Retype the stretch of the records from the line containing "Localize each UI" through the line containing "460, 475, 473]", both included, with no changes.

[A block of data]

———

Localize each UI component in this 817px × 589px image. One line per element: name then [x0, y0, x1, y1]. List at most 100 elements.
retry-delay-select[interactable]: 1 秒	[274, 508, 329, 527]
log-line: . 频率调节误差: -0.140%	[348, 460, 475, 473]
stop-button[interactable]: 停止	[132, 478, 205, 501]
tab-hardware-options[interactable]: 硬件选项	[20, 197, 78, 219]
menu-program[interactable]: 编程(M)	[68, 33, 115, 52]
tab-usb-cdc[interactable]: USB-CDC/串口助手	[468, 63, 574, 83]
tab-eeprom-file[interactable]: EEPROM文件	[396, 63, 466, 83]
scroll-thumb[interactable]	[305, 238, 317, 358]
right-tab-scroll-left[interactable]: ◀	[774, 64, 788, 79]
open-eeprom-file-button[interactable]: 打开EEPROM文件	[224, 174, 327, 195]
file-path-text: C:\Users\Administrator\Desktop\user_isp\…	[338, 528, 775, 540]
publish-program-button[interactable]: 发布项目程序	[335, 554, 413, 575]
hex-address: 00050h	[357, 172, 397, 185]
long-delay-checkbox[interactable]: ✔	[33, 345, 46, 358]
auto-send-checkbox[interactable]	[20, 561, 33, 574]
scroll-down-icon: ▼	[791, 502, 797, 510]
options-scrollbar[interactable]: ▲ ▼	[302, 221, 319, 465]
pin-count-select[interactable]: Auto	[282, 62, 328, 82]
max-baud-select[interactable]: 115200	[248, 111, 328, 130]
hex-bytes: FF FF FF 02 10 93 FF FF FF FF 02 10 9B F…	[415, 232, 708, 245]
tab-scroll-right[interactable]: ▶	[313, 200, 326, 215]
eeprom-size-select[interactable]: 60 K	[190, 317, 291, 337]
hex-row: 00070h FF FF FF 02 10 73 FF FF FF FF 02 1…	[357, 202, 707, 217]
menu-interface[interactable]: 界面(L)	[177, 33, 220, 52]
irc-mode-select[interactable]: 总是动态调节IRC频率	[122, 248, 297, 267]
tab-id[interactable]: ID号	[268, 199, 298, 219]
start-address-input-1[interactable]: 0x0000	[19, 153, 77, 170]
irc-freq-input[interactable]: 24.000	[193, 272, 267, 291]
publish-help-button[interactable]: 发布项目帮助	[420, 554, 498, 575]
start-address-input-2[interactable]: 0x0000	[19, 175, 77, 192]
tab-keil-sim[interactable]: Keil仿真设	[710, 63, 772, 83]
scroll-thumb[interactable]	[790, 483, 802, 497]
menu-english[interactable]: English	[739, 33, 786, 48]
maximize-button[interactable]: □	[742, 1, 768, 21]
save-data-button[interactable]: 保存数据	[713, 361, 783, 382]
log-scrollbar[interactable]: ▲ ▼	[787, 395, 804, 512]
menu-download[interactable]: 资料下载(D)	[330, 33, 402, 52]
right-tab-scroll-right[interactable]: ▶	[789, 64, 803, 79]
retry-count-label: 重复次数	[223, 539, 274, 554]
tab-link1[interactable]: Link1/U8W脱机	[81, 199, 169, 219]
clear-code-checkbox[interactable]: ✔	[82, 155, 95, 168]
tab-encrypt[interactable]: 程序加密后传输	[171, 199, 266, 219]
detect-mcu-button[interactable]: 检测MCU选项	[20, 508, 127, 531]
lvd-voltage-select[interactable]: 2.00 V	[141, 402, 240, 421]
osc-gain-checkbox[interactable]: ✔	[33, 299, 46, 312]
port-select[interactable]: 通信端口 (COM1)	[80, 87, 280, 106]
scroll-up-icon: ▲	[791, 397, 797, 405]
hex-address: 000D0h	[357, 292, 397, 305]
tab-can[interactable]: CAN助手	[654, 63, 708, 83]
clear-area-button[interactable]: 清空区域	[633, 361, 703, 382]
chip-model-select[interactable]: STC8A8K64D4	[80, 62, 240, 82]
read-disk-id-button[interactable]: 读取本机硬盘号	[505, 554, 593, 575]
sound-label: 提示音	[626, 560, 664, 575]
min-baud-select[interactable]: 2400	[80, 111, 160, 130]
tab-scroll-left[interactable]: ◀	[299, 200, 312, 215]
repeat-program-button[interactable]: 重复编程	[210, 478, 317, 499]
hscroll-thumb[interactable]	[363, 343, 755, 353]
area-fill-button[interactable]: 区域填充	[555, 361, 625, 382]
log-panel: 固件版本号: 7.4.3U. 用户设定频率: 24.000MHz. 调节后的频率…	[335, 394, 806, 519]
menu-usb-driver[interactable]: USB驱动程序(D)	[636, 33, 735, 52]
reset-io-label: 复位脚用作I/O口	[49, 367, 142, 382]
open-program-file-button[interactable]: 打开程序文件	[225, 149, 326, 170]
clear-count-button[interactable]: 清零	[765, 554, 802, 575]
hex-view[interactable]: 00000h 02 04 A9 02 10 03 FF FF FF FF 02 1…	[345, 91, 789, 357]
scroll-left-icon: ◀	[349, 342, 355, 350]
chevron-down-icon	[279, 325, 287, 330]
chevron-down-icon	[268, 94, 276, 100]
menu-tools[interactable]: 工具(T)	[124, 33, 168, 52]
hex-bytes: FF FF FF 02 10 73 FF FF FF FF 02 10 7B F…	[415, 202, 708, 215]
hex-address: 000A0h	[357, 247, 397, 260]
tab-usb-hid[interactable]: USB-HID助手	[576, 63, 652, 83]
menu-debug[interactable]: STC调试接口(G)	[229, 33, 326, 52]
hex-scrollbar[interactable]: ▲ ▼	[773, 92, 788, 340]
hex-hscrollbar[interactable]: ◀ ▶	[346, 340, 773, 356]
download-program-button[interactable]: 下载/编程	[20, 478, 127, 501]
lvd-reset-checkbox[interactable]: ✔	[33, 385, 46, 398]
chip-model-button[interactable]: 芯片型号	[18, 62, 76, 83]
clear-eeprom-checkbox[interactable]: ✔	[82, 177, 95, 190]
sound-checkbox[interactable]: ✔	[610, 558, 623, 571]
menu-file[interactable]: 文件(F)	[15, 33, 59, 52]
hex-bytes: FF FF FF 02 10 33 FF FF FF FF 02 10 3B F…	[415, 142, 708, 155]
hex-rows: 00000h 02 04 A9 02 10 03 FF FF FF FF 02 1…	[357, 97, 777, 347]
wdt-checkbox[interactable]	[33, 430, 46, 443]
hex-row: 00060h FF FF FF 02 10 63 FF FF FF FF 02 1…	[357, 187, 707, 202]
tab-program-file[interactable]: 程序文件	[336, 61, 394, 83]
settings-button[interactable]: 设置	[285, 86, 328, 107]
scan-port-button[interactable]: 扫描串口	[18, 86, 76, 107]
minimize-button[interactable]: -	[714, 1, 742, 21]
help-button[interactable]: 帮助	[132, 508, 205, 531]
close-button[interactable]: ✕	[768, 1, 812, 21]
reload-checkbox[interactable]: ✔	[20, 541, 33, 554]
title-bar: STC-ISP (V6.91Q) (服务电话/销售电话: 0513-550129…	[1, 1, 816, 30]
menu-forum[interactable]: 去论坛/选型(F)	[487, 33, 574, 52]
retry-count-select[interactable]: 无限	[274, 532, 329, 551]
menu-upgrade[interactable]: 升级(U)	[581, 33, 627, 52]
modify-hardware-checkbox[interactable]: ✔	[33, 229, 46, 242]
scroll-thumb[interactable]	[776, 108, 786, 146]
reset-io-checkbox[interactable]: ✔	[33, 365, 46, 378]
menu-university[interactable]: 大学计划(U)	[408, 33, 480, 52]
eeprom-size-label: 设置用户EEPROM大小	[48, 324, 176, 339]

———

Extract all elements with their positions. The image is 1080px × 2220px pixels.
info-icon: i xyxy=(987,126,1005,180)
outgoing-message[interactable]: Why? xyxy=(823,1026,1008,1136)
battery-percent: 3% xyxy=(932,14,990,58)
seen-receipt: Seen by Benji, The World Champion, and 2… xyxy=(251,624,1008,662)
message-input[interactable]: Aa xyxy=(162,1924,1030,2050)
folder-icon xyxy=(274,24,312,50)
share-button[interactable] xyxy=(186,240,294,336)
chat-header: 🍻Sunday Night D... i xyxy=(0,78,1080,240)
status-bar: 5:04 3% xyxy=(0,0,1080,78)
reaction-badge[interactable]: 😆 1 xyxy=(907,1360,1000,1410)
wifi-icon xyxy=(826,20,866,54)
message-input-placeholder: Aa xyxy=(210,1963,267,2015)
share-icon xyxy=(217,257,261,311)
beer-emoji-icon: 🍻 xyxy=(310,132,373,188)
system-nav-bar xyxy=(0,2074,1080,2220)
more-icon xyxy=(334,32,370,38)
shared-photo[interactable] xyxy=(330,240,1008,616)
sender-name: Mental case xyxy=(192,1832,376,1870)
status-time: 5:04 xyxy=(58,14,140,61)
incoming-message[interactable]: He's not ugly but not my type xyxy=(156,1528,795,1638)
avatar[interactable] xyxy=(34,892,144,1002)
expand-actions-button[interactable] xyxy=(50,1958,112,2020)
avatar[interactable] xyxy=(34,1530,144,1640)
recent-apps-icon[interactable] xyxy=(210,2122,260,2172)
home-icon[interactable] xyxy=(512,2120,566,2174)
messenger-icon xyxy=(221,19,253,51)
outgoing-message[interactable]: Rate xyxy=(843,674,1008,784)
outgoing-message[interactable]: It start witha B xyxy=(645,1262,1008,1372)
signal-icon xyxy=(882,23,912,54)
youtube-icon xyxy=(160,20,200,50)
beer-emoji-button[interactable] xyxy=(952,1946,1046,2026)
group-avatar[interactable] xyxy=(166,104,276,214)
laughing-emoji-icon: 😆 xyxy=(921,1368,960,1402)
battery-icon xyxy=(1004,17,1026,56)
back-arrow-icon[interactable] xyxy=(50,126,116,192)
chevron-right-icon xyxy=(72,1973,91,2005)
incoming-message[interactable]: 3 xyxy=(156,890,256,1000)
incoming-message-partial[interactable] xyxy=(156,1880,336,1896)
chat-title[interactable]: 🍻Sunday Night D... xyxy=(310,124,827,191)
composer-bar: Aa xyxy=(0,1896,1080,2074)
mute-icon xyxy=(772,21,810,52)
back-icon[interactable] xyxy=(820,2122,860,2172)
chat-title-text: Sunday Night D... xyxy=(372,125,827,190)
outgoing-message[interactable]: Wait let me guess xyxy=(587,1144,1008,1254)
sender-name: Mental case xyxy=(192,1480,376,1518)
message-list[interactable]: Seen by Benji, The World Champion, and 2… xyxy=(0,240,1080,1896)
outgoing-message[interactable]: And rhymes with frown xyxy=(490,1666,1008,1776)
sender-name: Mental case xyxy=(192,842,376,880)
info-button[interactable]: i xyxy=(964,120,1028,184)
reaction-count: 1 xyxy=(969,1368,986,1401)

———

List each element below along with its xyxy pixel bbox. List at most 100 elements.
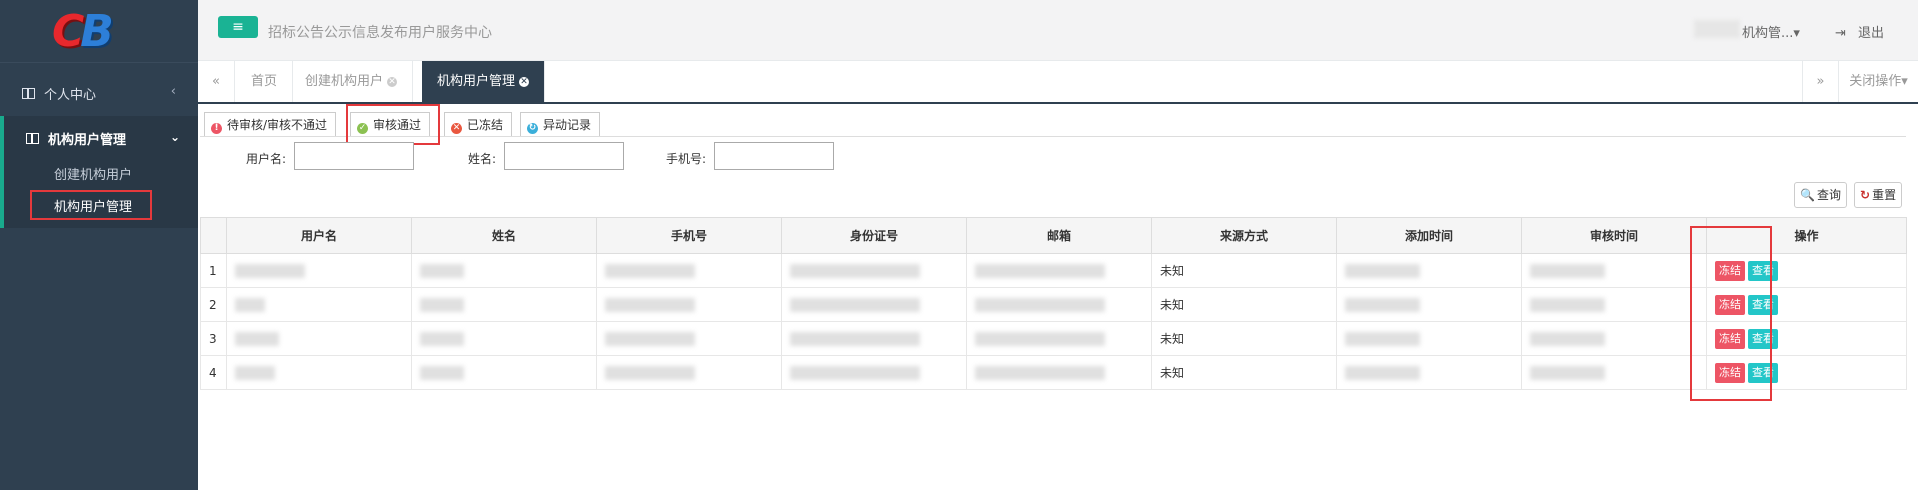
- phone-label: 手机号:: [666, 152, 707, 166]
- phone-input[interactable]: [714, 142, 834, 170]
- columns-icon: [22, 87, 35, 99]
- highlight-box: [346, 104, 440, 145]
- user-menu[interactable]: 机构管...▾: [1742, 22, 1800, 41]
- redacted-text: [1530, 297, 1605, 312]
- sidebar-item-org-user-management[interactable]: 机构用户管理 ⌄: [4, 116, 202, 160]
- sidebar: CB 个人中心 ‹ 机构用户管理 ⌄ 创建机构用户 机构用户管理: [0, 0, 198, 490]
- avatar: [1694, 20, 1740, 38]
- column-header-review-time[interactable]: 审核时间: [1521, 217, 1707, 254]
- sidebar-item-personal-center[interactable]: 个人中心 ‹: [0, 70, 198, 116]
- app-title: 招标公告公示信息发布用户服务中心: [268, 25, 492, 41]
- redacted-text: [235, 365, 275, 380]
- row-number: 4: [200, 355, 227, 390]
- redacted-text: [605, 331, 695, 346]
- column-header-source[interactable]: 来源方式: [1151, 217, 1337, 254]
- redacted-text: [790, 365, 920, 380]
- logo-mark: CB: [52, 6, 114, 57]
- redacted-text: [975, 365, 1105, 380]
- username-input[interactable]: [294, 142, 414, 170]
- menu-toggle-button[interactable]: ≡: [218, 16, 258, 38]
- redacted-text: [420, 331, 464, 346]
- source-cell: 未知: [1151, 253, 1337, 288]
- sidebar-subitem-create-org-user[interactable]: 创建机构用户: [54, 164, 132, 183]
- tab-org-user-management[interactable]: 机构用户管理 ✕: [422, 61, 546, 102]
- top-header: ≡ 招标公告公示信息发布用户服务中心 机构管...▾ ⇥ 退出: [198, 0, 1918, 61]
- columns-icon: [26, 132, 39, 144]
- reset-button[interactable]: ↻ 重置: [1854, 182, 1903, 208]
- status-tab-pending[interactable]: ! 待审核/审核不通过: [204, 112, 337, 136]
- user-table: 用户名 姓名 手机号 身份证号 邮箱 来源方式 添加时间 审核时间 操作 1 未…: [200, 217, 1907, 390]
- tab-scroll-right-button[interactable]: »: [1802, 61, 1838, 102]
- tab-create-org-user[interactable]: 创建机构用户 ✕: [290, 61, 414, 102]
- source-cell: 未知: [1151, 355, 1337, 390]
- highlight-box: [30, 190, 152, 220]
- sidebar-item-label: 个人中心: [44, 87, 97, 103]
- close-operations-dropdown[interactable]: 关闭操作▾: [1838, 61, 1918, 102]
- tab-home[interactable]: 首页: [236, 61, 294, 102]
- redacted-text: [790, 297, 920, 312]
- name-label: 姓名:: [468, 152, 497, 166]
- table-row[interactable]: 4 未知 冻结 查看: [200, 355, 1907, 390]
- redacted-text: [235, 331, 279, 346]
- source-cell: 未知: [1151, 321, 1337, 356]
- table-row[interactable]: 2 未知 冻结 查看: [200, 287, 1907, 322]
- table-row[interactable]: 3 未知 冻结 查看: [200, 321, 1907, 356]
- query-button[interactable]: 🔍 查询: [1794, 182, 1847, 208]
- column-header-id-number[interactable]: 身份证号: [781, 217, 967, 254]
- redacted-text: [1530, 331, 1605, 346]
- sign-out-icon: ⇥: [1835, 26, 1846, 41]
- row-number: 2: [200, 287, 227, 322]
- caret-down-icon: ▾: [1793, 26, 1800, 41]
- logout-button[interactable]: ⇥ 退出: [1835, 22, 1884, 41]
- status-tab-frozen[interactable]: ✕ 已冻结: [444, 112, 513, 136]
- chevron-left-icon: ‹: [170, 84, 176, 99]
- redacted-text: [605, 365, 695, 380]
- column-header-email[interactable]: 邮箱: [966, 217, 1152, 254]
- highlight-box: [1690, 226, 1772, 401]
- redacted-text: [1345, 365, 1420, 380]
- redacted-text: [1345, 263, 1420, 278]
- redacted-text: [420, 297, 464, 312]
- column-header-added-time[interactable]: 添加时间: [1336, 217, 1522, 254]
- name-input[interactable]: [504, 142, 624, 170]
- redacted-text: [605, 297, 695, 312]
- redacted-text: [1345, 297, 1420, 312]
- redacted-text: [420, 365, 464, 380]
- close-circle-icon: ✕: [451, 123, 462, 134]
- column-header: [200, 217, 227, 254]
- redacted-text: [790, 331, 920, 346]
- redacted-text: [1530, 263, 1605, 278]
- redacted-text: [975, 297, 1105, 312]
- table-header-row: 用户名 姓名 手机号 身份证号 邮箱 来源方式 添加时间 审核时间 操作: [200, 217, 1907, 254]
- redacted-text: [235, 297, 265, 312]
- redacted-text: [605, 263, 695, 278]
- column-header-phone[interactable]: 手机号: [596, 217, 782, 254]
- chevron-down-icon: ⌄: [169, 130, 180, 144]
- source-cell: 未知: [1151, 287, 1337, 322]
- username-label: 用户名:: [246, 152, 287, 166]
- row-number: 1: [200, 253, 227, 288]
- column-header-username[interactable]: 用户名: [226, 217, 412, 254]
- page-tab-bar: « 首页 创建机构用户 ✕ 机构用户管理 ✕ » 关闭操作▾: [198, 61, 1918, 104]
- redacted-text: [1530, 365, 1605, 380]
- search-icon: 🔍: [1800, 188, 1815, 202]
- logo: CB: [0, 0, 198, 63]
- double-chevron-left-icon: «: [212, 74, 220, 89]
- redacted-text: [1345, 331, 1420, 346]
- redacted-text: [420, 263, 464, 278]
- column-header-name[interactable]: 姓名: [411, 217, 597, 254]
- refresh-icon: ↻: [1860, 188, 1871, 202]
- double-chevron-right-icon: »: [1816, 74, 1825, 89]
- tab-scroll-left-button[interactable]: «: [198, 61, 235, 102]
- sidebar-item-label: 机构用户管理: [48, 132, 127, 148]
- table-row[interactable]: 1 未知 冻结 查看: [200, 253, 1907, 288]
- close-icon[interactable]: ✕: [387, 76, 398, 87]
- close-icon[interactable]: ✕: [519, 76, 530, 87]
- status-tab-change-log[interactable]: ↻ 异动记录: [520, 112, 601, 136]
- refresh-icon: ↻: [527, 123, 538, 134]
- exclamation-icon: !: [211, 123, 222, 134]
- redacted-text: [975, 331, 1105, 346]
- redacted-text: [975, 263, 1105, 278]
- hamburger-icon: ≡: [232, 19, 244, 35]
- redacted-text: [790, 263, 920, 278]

———

- Response to the exercise:
Localize each UI component in this 817px × 589px image. One line per element: name then [x0, y0, x1, y1]. List at most 100 elements.
retry-delay-select[interactable]: 1 秒	[274, 508, 329, 527]
log-line: . 频率调节误差: -0.140%	[348, 460, 475, 473]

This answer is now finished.